:: JOB ::
All records must be quoted exactly. Omit the pictures.
= = = = = = =
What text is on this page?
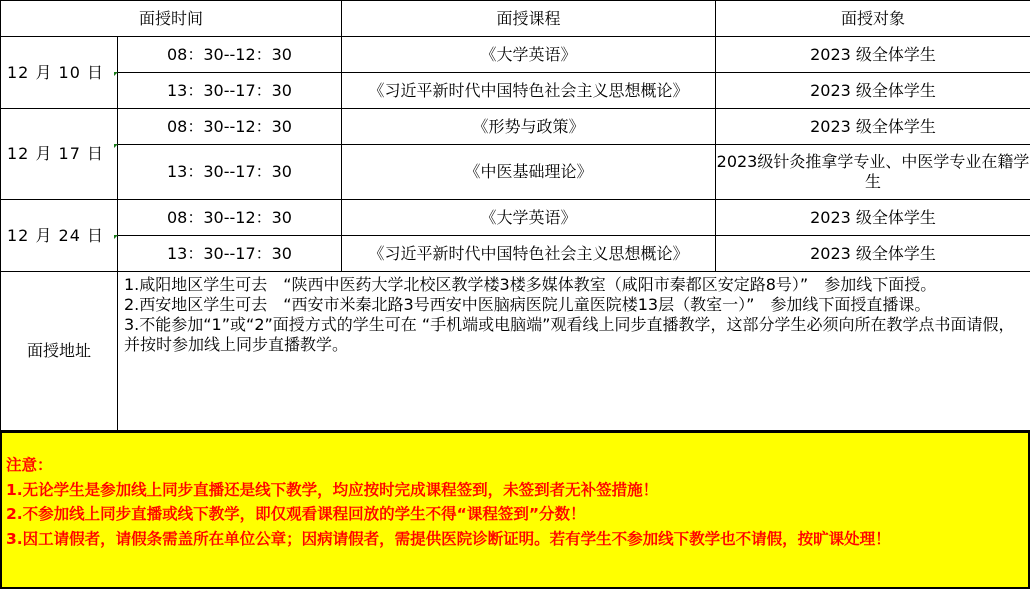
面授时间		面授课程	面授对象
12 月 10 日	08：30--12：30	《大学英语》	2023 级全体学生
	13：30--17：30	《习近平新时代中国特色社会主义思想概论》	2023 级全体学生
12 月 17 日	08：30--12：30	《形势与政策》	2023 级全体学生
	13：30--17：30	《中医基础理论》	2023级针灸推拿学专业、中医学专业在籍学生
12 月 24 日	08：30--12：30	《大学英语》	2023 级全体学生
	13：30--17：30	《习近平新时代中国特色社会主义思想概论》	2023 级全体学生
面授地址	1.咸阳地区学生可去　“陕西中医药大学北校区教学楼3楼多媒体教室（咸阳市秦都区安定路8号）”　参加线下面授。

2.西安地区学生可去　“西安市米秦北路3号西安中医脑病医院儿童医院楼13层（教室一）”　参加线下面授直播课。

3.不能参加“1”或“2”面授方式的学生可在 “手机端或电脑端”观看线上同步直播教学，这部分学生必须向所在教学点书面请假，并按时参加线上同步直播教学。		

注意：

1.无论学生是参加线上同步直播还是线下教学，均应按时完成课程签到，未签到者无补签措施！

2.不参加线上同步直播或线下教学，即仅观看课程回放的学生不得“课程签到”分数！

3.因工请假者，请假条需盖所在单位公章；因病请假者，需提供医院诊断证明。若有学生不参加线下教学也不请假，按旷课处理！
= = = = = = =
:: TASK SOLUTION ::
What text is on this page?
面授时间		面授课程	面授对象
12 月 10 日	08：30--12：30	《大学英语》	2023 级全体学生
	13：30--17：30	《习近平新时代中国特色社会主义思想概论》	2023 级全体学生
12 月 17 日	08：30--12：30	《形势与政策》	2023 级全体学生
	13：30--17：30	《中医基础理论》	2023级针灸推拿学专业、中医学专业在籍学生
12 月 24 日	08：30--12：30	《大学英语》	2023 级全体学生
	13：30--17：30	《习近平新时代中国特色社会主义思想概论》	2023 级全体学生
面授地址	1.咸阳地区学生可去　“陕西中医药大学北校区教学楼3楼多媒体教室（咸阳市秦都区安定路8号）”　参加线下面授。

2.西安地区学生可去　“西安市米秦北路3号西安中医脑病医院儿童医院楼13层（教室一）”　参加线下面授直播课。

3.不能参加“1”或“2”面授方式的学生可在 “手机端或电脑端”观看线上同步直播教学，这部分学生必须向所在教学点书面请假，并按时参加线上同步直播教学。		

注意：

1.无论学生是参加线上同步直播还是线下教学，均应按时完成课程签到，未签到者无补签措施！

2.不参加线上同步直播或线下教学，即仅观看课程回放的学生不得“课程签到”分数！

3.因工请假者，请假条需盖所在单位公章；因病请假者，需提供医院诊断证明。若有学生不参加线下教学也不请假，按旷课处理！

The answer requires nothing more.